Every line in the data below that includes "AutoCorrect" belongs in the answer, copied as it stands.

□ □ □ □ □ □ □

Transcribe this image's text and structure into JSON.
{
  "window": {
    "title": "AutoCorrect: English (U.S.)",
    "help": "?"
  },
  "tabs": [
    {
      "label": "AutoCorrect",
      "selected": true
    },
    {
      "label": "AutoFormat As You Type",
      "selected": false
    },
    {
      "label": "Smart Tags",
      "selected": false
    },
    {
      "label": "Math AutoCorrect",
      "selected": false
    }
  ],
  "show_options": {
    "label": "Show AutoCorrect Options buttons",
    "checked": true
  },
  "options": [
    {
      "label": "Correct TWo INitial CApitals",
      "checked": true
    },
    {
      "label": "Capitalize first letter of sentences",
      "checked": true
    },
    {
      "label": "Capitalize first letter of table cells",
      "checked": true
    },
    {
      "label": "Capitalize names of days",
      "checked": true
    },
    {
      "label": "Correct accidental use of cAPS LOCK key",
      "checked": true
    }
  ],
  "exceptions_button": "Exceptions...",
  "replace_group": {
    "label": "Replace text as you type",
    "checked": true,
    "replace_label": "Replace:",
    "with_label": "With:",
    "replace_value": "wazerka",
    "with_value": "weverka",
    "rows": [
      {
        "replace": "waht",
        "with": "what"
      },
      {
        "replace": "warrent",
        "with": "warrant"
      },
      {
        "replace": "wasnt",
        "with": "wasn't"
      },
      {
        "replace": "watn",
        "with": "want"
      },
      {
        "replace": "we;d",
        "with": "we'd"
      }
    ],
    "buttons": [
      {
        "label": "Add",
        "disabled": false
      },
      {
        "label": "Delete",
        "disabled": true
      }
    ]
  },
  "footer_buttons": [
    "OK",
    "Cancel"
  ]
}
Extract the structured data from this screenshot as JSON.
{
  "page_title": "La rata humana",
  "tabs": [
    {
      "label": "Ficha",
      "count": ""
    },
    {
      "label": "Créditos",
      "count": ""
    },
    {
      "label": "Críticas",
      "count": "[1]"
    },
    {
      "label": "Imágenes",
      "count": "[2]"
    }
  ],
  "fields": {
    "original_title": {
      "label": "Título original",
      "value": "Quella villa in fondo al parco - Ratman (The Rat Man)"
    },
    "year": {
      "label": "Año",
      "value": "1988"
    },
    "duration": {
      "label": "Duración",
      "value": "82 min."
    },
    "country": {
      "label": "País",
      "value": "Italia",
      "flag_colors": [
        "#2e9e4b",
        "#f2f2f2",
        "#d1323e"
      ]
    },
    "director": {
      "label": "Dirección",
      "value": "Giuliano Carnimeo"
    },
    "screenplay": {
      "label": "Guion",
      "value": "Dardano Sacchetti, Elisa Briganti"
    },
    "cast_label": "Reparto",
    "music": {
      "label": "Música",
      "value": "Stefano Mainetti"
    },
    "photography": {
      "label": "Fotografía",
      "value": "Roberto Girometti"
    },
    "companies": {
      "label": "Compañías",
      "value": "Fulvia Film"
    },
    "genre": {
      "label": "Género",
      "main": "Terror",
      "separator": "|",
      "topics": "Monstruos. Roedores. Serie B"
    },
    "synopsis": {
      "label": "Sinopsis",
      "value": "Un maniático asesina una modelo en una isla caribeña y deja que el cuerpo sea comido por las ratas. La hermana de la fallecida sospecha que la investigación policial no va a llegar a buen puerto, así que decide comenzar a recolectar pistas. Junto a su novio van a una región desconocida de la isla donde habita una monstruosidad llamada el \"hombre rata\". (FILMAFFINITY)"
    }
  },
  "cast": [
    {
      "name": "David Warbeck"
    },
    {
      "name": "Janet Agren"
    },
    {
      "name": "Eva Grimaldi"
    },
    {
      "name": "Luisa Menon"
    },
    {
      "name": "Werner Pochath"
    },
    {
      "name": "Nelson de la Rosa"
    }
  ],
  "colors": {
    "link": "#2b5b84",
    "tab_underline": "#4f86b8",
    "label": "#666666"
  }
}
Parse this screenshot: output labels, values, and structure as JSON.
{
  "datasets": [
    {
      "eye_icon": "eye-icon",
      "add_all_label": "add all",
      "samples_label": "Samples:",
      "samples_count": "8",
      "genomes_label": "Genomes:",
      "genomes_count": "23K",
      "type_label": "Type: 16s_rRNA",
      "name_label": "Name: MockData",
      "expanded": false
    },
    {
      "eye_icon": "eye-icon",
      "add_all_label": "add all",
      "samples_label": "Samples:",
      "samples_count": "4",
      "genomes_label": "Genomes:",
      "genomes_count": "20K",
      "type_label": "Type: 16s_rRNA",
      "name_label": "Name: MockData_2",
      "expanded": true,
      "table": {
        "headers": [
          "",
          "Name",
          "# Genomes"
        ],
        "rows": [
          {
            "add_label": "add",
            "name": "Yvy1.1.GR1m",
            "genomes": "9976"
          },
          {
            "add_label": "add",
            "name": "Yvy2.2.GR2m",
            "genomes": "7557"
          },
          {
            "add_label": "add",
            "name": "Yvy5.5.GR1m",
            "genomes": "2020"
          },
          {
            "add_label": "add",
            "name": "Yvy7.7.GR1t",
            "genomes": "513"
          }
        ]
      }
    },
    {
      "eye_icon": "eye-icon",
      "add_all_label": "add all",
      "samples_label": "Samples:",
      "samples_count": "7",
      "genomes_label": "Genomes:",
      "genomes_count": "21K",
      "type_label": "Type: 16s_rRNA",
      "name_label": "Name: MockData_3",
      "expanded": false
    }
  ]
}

□ □ □ □ □ □ □

### Result of the task
    "title": "AutoCorrect: English (U.S.)",
      "label": "AutoCorrect",
      "label": "Math AutoCorrect",
    "label": "Show AutoCorrect Options buttons",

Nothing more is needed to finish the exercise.